[RECORDS start]

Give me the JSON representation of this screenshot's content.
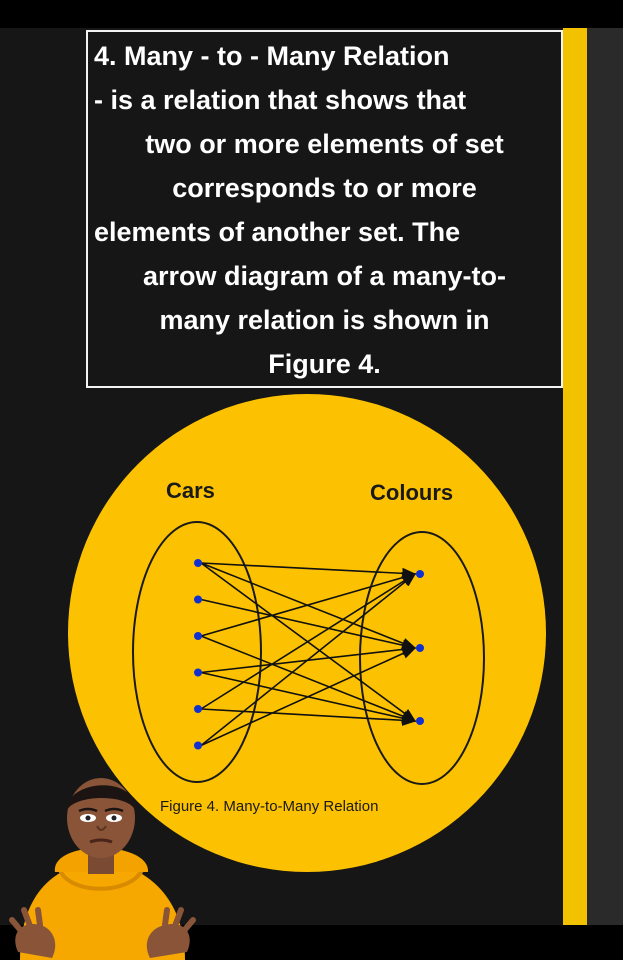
{
  "heading": {
    "lines": [
      "4. Many - to - Many Relation",
      "- is a relation that shows that",
      "two or more elements of set",
      "corresponds to or more",
      "elements of another set.  The",
      "arrow diagram of a many-to-",
      "many relation is shown in",
      "Figure 4."
    ]
  },
  "diagram": {
    "set_a_label": "Cars",
    "set_b_label": "Colours",
    "caption": "Figure 4. Many-to-Many Relation",
    "set_a_count": 6,
    "set_b_count": 3,
    "mappings": [
      [
        0,
        0
      ],
      [
        0,
        1
      ],
      [
        0,
        2
      ],
      [
        1,
        1
      ],
      [
        2,
        0
      ],
      [
        2,
        2
      ],
      [
        3,
        1
      ],
      [
        3,
        2
      ],
      [
        4,
        0
      ],
      [
        4,
        2
      ],
      [
        5,
        0
      ],
      [
        5,
        1
      ]
    ]
  },
  "colors": {
    "gold": "#fcc201",
    "dot": "#1030d0",
    "arrow": "#111111"
  }
}
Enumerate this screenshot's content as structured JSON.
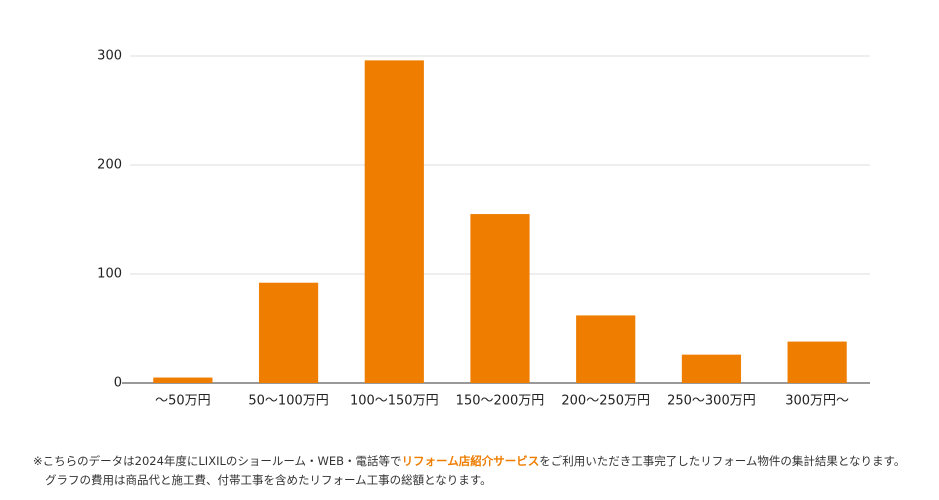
{
  "chart_data": {
    "type": "bar",
    "categories": [
      "〜50万円",
      "50〜100万円",
      "100〜150万円",
      "150〜200万円",
      "200〜250万円",
      "250〜300万円",
      "300万円〜"
    ],
    "values": [
      5,
      92,
      296,
      155,
      62,
      26,
      38
    ],
    "color": "#ef7d00",
    "ylim": [
      0,
      300
    ],
    "yticks": [
      0,
      100,
      200,
      300
    ],
    "grid": true,
    "note": {
      "prefix": "※こちらのデータは2024年度にLIXILのショールーム・WEB・電話等で",
      "link": "リフォーム店紹介サービス",
      "suffix": "をご利用いただき工事完了したリフォーム物件の集計結果となります。",
      "line2": "グラフの費用は商品代と施工費、付帯工事を含めたリフォーム工事の総額となります。"
    }
  }
}
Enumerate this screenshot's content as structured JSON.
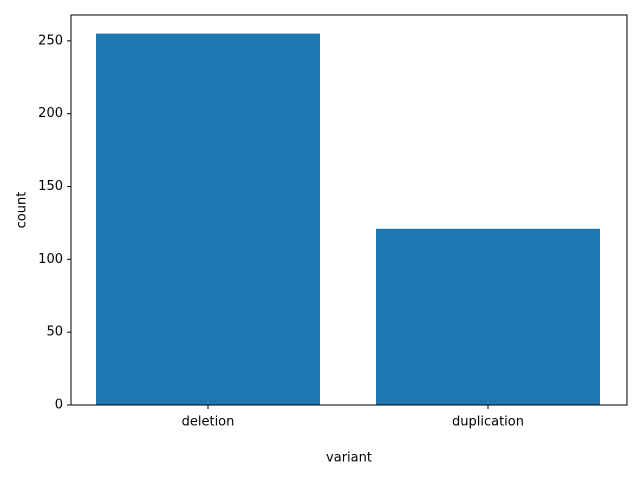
{
  "chart_data": {
    "type": "bar",
    "categories": [
      "deletion",
      "duplication"
    ],
    "values": [
      255,
      121
    ],
    "color": "#1f77b4",
    "xlabel": "variant",
    "ylabel": "count",
    "ylim": [
      0,
      267.75
    ],
    "yticks": [
      0,
      50,
      100,
      150,
      200,
      250
    ],
    "grid": false
  }
}
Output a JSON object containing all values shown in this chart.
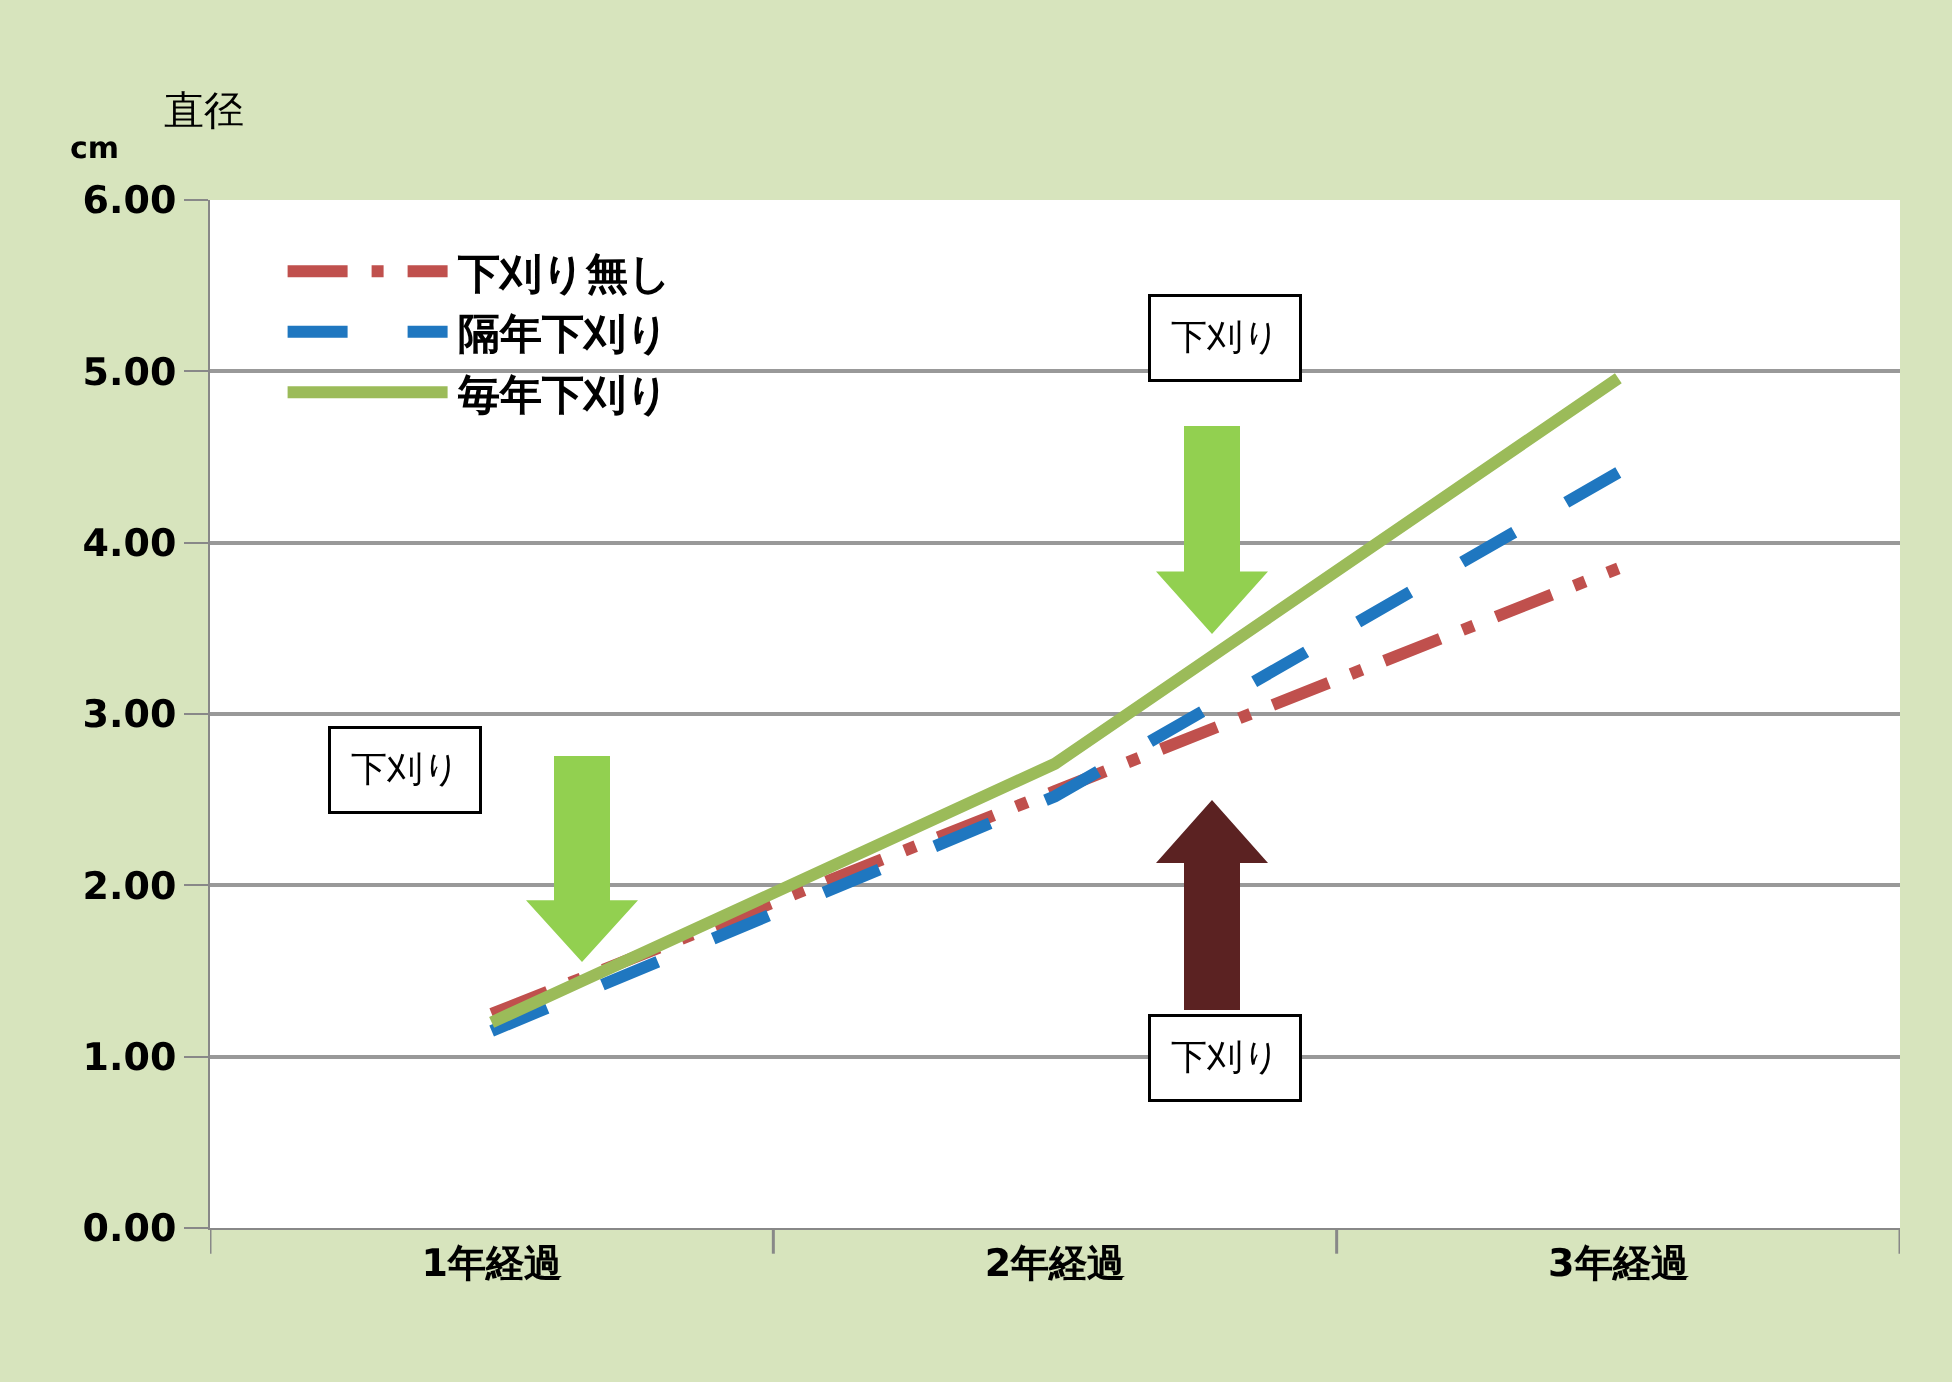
{
  "chart_data": {
    "type": "line",
    "ylabel": "直径",
    "categories": [
      "1年経過",
      "2年経過",
      "3年経過"
    ],
    "series": [
      {
        "name": "下刈り無し",
        "color": "#c0504d",
        "line_style": "dashdot",
        "values": [
          1.25,
          2.55,
          3.85
        ]
      },
      {
        "name": "隔年下刈り",
        "color": "#1f77c0",
        "line_style": "dashed",
        "values": [
          1.15,
          2.52,
          4.41
        ]
      },
      {
        "name": "毎年下刈り",
        "color": "#9bbb59",
        "line_style": "solid",
        "values": [
          1.2,
          2.71,
          4.96
        ]
      }
    ],
    "ylim": [
      0,
      6
    ],
    "yticks": [
      {
        "value": 0,
        "label": "0.00"
      },
      {
        "value": 1,
        "label": "1.00"
      },
      {
        "value": 2,
        "label": "2.00"
      },
      {
        "value": 3,
        "label": "3.00"
      },
      {
        "value": 4,
        "label": "4.00"
      },
      {
        "value": 5,
        "label": "5.00"
      },
      {
        "value": 6,
        "label": "6.00"
      }
    ],
    "grid": "y",
    "legend": "top left",
    "marker": "none",
    "annotations": [
      "cm",
      "下刈り",
      "下刈り",
      "下刈り"
    ]
  }
}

[RECORDS end]

Begin with the line that contains "Output a JSON" and repeat every line through the end of the data, exactly and only those lines, leaving out the pictures.

EXERCISE OUTPUT:
Output a JSON object containing all values shown in this chart.
{
  "chart_data": {
    "type": "line",
    "ylabel": "直径",
    "categories": [
      "1年経過",
      "2年経過",
      "3年経過"
    ],
    "series": [
      {
        "name": "下刈り無し",
        "color": "#c0504d",
        "line_style": "dashdot",
        "values": [
          1.25,
          2.55,
          3.85
        ]
      },
      {
        "name": "隔年下刈り",
        "color": "#1f77c0",
        "line_style": "dashed",
        "values": [
          1.15,
          2.52,
          4.41
        ]
      },
      {
        "name": "毎年下刈り",
        "color": "#9bbb59",
        "line_style": "solid",
        "values": [
          1.2,
          2.71,
          4.96
        ]
      }
    ],
    "ylim": [
      0,
      6
    ],
    "yticks": [
      {
        "value": 0,
        "label": "0.00"
      },
      {
        "value": 1,
        "label": "1.00"
      },
      {
        "value": 2,
        "label": "2.00"
      },
      {
        "value": 3,
        "label": "3.00"
      },
      {
        "value": 4,
        "label": "4.00"
      },
      {
        "value": 5,
        "label": "5.00"
      },
      {
        "value": 6,
        "label": "6.00"
      }
    ],
    "grid": "y",
    "legend": "top left",
    "marker": "none",
    "annotations": [
      "cm",
      "下刈り",
      "下刈り",
      "下刈り"
    ]
  }
}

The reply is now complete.